(WHAT THIS TASK INVOLVES)
Filter the data for lines with the word "length", then copy every line so identified.

(GIVEN DATA)

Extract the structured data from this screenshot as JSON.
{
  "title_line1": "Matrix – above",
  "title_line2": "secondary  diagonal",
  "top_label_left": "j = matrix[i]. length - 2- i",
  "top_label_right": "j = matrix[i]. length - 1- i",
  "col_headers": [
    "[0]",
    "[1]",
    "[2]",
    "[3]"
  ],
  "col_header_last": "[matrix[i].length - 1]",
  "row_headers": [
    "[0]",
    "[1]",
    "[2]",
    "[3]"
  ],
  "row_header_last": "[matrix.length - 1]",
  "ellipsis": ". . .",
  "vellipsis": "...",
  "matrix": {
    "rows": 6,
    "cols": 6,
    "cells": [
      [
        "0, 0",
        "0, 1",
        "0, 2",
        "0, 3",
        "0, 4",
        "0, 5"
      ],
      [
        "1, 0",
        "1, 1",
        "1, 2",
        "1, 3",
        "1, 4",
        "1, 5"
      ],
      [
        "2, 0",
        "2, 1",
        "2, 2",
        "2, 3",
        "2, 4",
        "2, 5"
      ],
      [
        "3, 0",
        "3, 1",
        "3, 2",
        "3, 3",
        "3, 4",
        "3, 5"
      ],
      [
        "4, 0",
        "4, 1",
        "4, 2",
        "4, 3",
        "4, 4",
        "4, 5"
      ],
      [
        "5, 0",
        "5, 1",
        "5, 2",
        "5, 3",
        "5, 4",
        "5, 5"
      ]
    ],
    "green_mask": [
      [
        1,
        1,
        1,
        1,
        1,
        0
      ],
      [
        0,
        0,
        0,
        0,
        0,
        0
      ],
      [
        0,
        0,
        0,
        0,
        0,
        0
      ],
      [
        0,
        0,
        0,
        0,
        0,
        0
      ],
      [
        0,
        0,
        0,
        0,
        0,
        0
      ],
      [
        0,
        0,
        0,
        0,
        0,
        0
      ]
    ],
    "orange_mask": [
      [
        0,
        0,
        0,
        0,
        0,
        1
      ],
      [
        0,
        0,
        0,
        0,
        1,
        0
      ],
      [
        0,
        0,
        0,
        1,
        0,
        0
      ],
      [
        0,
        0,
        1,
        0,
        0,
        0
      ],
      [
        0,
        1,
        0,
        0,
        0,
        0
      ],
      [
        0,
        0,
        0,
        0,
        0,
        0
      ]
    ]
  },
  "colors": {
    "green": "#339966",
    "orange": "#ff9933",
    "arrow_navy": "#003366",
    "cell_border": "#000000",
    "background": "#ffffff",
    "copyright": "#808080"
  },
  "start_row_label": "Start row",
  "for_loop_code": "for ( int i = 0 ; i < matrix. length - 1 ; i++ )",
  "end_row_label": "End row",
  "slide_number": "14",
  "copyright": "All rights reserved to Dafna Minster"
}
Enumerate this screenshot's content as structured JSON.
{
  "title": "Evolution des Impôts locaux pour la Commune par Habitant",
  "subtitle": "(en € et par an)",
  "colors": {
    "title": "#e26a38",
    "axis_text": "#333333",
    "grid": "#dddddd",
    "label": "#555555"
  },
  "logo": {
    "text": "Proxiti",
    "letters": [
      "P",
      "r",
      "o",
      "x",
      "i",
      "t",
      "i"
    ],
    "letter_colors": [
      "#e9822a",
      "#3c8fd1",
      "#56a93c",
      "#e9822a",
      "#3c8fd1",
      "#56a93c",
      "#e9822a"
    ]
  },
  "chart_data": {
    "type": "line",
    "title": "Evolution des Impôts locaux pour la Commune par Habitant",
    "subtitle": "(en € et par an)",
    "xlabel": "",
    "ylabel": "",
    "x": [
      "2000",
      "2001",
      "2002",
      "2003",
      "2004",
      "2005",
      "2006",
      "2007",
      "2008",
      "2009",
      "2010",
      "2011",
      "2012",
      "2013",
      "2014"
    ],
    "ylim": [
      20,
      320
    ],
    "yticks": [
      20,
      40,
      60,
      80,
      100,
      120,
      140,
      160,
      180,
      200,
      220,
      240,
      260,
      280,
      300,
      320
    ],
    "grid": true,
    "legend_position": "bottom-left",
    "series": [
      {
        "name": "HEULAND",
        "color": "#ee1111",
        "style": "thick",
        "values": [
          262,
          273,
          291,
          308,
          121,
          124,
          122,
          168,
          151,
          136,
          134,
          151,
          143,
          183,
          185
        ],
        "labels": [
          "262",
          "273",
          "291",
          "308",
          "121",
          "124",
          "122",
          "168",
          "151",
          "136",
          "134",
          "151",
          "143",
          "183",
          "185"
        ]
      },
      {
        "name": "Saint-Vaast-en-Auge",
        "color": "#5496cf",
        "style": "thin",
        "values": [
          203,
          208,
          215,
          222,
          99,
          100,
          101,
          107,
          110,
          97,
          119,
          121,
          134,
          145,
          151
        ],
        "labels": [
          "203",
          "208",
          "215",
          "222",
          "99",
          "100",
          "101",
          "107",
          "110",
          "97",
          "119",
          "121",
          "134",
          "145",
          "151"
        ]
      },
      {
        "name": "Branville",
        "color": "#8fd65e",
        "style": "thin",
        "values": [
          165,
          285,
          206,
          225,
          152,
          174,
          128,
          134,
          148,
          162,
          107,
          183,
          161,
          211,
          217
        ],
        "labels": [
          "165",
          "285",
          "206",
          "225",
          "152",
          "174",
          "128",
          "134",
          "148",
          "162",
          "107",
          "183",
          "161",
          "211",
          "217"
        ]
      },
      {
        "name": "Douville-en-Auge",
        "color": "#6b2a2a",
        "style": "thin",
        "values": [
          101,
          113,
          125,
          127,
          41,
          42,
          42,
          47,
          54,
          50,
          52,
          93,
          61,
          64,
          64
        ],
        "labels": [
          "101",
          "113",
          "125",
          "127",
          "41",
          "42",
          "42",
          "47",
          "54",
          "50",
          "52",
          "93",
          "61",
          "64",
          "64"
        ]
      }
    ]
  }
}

(COMPLETE ANSWER)
  "top_label_left": "j = matrix[i]. length - 2- i",
  "top_label_right": "j = matrix[i]. length - 1- i",
  "col_header_last": "[matrix[i].length - 1]",
  "row_header_last": "[matrix.length - 1]",
  "for_loop_code": "for ( int i = 0 ; i < matrix. length - 1 ; i++ )",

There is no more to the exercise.